Select and copy out every line in the records containing "ylabel".

(Records from a collection of figures)
☆ ☆ ☆ ☆ ☆ ☆ ☆

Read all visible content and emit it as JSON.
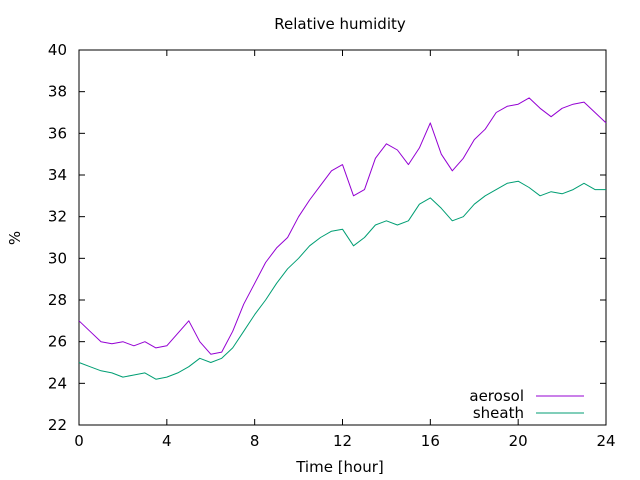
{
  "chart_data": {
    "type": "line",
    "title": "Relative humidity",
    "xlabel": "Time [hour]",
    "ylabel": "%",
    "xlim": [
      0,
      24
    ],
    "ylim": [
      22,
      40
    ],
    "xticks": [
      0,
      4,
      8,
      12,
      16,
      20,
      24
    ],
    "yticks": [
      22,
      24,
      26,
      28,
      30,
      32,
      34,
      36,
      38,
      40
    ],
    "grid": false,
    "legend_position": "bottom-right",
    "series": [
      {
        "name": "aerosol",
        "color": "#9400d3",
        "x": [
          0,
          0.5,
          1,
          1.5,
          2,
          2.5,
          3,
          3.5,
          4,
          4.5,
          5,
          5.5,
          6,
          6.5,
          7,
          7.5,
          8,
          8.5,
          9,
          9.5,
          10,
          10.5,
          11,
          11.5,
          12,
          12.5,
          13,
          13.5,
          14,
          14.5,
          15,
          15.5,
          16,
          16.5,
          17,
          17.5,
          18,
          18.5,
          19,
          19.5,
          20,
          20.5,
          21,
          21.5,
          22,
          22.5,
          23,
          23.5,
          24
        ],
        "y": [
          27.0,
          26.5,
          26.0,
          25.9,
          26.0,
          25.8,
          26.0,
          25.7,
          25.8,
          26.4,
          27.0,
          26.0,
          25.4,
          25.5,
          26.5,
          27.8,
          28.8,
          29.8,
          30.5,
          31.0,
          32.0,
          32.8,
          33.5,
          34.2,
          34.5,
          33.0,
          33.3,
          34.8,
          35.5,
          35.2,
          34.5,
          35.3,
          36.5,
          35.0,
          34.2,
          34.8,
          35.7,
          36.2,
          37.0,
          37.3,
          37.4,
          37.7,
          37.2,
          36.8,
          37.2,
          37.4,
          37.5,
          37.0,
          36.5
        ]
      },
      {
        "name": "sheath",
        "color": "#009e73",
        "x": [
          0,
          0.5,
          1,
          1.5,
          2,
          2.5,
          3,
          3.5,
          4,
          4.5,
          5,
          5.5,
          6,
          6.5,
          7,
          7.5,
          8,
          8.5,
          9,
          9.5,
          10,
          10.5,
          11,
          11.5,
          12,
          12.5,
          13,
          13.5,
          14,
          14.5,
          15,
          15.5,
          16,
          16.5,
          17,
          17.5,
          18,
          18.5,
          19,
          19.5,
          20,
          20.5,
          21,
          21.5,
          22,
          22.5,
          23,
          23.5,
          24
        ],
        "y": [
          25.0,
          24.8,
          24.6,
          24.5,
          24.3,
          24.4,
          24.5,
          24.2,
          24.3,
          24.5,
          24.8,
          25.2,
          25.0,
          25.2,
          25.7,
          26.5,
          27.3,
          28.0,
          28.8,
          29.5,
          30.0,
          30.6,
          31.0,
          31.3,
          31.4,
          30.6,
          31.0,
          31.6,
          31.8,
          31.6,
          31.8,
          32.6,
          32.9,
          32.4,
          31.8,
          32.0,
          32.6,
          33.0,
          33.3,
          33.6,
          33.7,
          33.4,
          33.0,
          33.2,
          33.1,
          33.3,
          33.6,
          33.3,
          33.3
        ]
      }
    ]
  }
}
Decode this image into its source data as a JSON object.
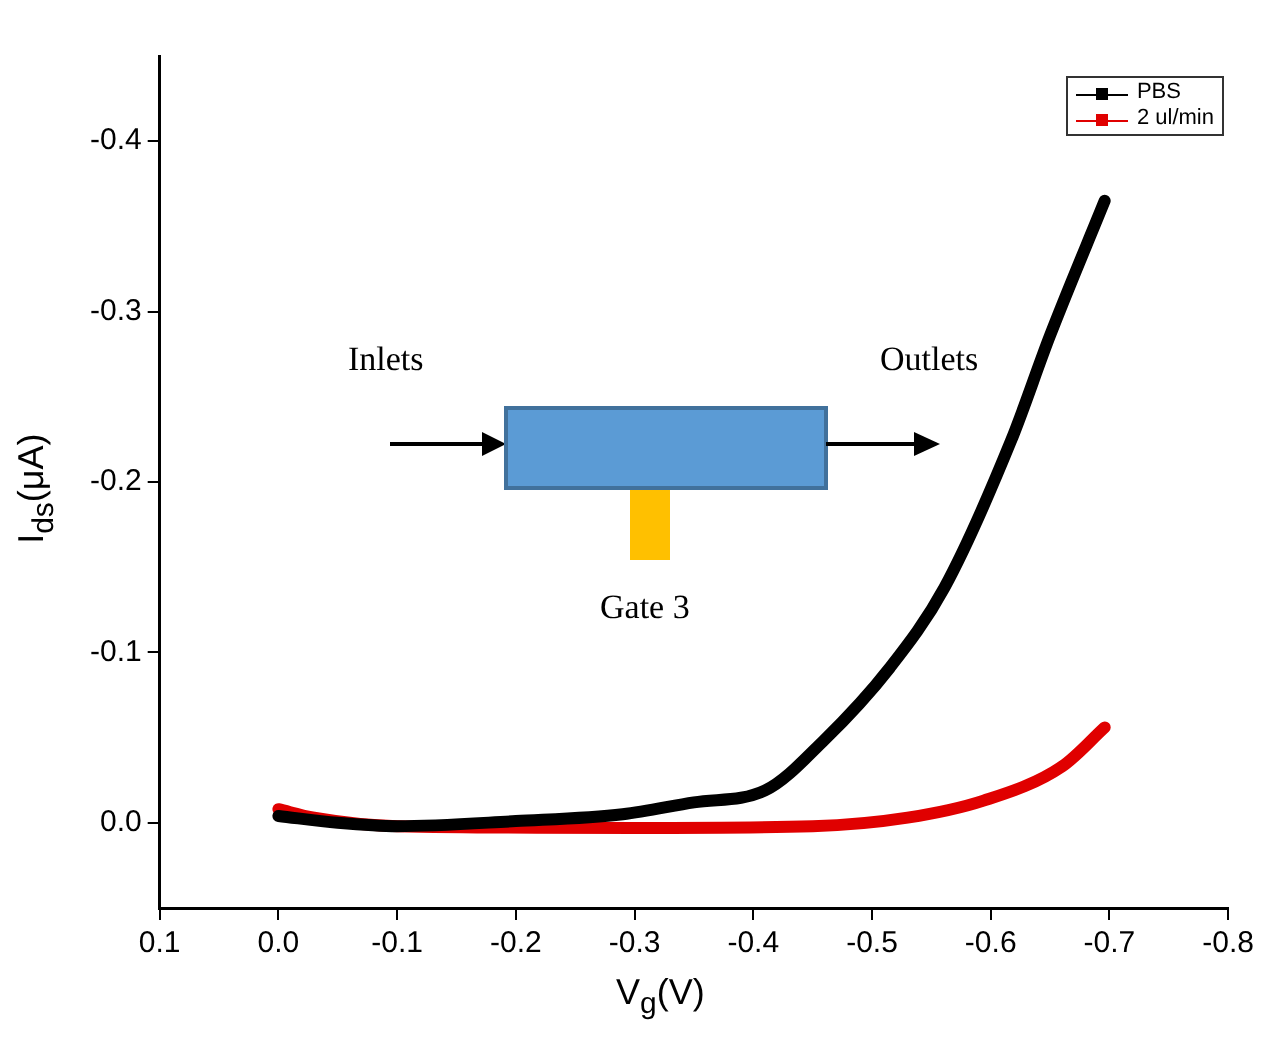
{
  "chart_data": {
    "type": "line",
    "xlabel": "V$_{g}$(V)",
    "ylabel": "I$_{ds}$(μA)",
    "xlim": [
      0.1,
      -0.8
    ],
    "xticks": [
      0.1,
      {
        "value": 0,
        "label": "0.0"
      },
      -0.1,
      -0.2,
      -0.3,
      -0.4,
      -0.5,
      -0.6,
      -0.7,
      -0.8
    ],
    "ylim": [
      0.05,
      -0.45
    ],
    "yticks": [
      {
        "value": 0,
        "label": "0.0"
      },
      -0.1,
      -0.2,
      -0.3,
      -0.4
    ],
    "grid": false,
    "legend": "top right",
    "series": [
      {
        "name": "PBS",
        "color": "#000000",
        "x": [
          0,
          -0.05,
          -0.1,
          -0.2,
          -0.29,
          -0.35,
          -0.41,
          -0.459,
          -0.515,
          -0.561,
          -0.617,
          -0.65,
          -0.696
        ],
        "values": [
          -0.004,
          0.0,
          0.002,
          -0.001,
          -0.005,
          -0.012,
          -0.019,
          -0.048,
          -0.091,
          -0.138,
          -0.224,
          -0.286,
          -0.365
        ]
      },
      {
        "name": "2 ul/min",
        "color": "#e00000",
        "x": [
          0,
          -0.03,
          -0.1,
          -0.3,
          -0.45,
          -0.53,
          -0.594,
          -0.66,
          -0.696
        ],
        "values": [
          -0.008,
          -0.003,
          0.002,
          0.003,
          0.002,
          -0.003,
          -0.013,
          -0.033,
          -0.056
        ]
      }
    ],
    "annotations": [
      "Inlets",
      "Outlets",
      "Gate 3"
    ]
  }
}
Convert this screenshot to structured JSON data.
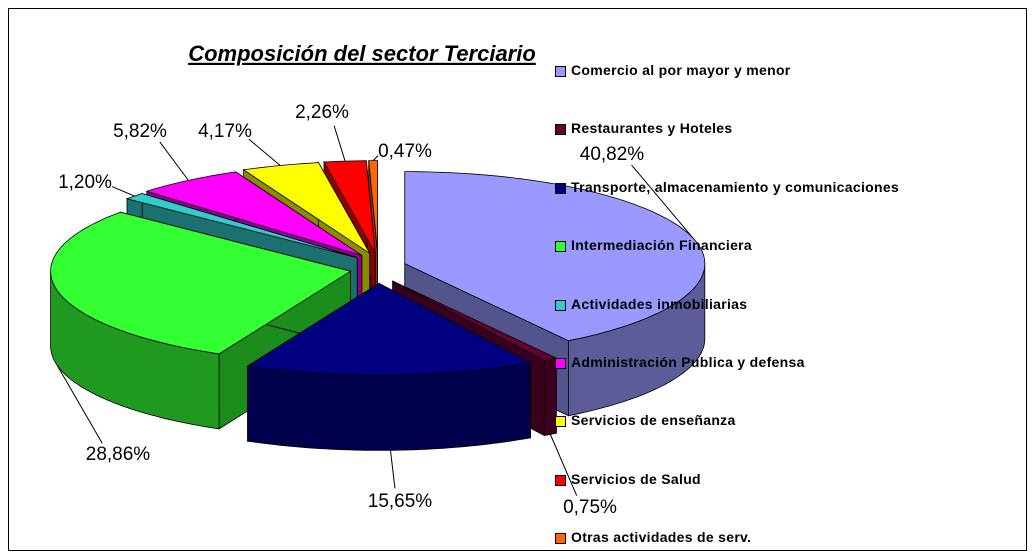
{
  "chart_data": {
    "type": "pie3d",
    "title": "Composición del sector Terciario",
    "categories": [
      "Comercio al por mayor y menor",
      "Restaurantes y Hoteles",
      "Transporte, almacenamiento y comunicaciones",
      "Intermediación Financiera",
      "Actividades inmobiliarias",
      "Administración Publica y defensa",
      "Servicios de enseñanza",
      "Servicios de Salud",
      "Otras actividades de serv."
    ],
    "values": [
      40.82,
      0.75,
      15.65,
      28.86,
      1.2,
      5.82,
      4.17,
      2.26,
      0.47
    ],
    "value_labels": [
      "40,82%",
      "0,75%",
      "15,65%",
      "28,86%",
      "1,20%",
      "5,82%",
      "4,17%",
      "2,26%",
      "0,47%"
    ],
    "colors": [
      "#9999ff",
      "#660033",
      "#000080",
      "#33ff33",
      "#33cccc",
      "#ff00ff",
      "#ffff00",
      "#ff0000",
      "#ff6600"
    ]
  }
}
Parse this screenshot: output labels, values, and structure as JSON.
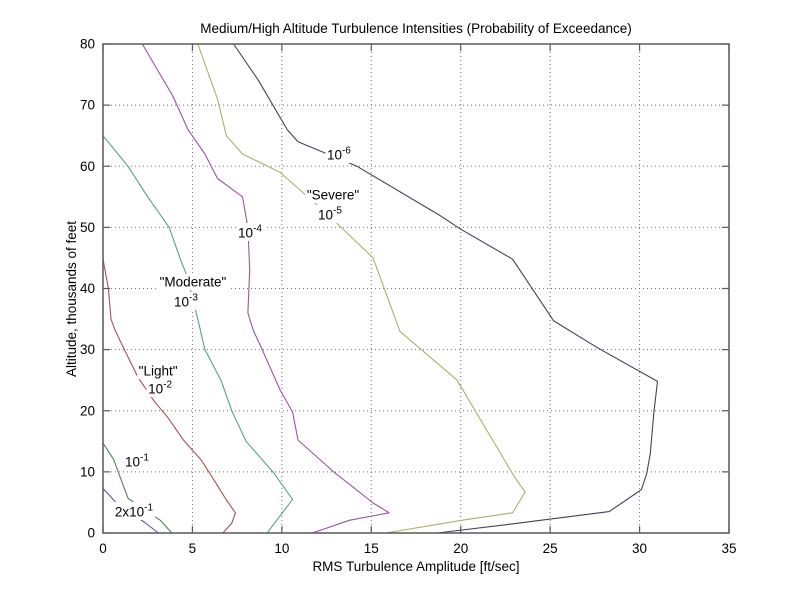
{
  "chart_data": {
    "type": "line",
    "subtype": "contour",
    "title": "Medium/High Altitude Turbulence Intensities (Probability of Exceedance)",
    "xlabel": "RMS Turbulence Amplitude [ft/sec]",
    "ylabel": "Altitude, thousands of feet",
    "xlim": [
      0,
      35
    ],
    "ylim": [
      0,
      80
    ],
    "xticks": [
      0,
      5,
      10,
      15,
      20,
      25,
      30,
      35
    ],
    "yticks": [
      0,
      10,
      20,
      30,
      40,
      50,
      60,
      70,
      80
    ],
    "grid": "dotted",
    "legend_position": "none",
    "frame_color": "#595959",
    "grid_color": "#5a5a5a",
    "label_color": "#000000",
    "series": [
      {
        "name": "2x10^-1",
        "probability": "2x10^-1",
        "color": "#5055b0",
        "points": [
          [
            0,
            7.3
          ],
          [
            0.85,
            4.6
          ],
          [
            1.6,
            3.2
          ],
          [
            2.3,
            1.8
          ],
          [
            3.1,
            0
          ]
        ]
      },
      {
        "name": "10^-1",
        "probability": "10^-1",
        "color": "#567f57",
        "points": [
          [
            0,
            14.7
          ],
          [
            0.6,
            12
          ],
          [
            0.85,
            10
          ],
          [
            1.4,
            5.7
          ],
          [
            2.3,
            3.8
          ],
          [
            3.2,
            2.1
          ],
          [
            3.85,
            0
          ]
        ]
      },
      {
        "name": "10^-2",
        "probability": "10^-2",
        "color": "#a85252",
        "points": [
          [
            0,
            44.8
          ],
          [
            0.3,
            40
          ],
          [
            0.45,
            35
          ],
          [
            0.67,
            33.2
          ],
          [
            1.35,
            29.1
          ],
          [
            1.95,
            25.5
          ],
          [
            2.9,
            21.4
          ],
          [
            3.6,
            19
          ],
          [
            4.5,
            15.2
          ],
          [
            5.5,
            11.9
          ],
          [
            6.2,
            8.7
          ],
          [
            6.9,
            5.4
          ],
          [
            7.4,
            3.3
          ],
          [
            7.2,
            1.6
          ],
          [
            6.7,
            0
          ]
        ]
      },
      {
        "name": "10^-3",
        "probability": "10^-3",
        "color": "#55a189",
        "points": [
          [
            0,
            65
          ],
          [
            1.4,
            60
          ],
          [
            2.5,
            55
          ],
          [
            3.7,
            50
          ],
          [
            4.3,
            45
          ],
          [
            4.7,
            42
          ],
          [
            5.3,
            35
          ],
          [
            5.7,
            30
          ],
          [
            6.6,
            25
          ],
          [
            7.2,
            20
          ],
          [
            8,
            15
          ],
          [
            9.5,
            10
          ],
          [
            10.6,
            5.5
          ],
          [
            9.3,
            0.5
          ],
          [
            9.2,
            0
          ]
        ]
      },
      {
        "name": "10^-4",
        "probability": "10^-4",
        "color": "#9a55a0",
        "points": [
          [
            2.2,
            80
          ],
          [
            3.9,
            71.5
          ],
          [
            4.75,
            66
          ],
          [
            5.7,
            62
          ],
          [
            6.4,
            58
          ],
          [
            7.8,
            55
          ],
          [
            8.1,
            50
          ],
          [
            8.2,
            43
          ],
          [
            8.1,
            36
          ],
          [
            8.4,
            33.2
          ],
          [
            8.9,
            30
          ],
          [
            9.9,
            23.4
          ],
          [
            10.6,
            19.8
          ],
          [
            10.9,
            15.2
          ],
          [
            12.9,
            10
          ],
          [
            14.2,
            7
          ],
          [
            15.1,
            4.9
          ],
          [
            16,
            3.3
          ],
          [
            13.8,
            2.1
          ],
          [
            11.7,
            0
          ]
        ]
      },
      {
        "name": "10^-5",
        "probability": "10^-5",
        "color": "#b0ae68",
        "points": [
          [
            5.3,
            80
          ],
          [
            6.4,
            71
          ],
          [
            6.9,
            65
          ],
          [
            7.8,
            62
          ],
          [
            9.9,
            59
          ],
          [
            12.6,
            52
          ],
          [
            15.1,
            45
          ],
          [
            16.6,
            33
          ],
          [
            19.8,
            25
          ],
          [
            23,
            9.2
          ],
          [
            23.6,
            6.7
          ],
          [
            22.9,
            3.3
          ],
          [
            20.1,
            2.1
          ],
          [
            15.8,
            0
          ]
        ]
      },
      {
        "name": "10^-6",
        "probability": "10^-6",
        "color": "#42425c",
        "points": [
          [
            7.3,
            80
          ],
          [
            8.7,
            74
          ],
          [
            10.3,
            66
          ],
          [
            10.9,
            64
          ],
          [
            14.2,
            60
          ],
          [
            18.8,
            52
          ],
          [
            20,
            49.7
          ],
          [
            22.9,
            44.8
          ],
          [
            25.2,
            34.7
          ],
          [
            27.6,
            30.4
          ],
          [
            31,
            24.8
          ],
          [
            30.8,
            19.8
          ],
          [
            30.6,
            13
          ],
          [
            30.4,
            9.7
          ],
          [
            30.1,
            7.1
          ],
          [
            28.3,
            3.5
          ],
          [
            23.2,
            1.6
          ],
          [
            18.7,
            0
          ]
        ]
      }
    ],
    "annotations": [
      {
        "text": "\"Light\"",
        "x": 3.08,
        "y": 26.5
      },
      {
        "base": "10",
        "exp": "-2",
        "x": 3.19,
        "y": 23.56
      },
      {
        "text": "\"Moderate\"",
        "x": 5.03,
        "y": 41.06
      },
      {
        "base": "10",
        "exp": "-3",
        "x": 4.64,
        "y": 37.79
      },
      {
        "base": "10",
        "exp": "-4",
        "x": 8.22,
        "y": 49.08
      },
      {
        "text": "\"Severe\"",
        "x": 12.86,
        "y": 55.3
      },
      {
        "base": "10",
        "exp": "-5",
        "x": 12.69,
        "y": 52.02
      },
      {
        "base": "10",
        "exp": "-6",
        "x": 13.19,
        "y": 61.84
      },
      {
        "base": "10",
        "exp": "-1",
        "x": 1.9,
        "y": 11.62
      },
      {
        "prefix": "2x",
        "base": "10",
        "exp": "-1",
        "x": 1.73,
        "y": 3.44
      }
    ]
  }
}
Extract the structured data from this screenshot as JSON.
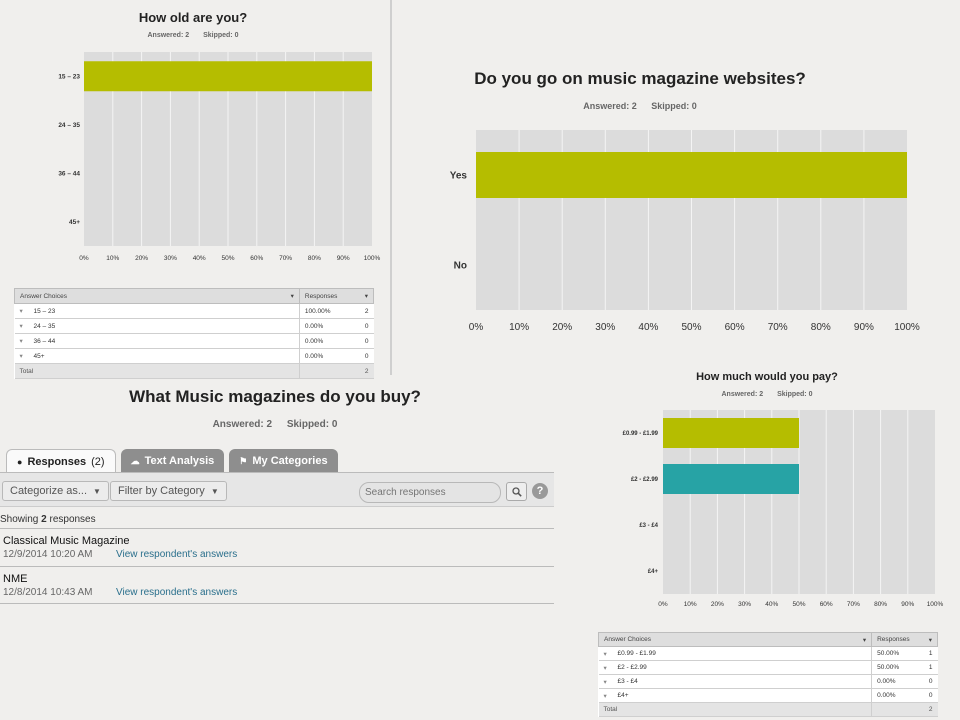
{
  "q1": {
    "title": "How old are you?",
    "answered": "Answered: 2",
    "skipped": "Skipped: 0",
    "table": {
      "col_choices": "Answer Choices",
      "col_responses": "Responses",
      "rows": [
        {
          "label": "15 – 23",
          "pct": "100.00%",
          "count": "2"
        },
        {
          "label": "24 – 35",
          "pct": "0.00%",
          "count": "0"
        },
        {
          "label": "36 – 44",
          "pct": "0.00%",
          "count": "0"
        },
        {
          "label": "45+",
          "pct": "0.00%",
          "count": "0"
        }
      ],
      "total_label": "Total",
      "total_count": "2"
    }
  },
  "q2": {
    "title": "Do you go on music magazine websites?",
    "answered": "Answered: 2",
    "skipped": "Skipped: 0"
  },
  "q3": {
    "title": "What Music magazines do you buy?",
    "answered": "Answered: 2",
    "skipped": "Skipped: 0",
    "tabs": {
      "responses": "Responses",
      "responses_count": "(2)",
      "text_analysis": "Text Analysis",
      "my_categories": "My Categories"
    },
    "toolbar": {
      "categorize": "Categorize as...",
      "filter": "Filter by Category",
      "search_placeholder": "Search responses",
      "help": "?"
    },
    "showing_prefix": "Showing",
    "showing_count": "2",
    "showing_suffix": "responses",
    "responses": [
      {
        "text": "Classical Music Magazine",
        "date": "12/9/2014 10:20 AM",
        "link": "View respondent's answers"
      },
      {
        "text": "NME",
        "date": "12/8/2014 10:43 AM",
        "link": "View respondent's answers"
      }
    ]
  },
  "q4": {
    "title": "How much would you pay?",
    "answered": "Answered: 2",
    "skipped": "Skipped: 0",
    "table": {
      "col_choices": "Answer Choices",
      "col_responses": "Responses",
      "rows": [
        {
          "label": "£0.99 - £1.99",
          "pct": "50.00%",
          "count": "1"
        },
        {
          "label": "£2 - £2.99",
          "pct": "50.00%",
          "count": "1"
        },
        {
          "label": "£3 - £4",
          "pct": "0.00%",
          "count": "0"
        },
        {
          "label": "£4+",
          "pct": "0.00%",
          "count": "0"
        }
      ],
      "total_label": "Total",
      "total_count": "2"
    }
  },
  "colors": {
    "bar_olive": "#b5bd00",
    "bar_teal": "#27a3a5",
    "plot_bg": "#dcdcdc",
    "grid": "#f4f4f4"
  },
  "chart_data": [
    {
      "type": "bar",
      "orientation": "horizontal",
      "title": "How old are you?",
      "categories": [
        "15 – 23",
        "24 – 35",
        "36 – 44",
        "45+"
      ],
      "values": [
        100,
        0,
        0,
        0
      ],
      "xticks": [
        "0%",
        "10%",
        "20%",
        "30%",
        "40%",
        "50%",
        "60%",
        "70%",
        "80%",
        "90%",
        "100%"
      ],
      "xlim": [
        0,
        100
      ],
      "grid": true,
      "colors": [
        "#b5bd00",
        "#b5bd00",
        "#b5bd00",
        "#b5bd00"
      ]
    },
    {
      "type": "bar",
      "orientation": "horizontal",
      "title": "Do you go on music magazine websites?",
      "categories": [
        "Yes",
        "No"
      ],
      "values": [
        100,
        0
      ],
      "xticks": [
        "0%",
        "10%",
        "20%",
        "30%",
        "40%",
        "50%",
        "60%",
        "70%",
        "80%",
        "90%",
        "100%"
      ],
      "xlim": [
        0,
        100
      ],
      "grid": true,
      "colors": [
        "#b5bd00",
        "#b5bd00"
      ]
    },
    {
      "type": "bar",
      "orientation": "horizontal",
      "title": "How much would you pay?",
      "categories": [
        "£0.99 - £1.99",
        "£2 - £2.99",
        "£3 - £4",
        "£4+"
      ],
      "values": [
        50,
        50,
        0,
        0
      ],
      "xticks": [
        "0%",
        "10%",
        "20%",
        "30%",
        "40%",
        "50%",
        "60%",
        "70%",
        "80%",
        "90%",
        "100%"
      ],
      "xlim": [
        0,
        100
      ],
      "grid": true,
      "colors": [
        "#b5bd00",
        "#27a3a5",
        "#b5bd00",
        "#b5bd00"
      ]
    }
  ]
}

☆ ☆ ☆ ☆ ☆ ☆ ☆

> _Answer to this task_
    "ylabel": "%",
    "ylabel": "I$_{ds}$(μA)",
    "ylabel": "Altitude, thousands of feet",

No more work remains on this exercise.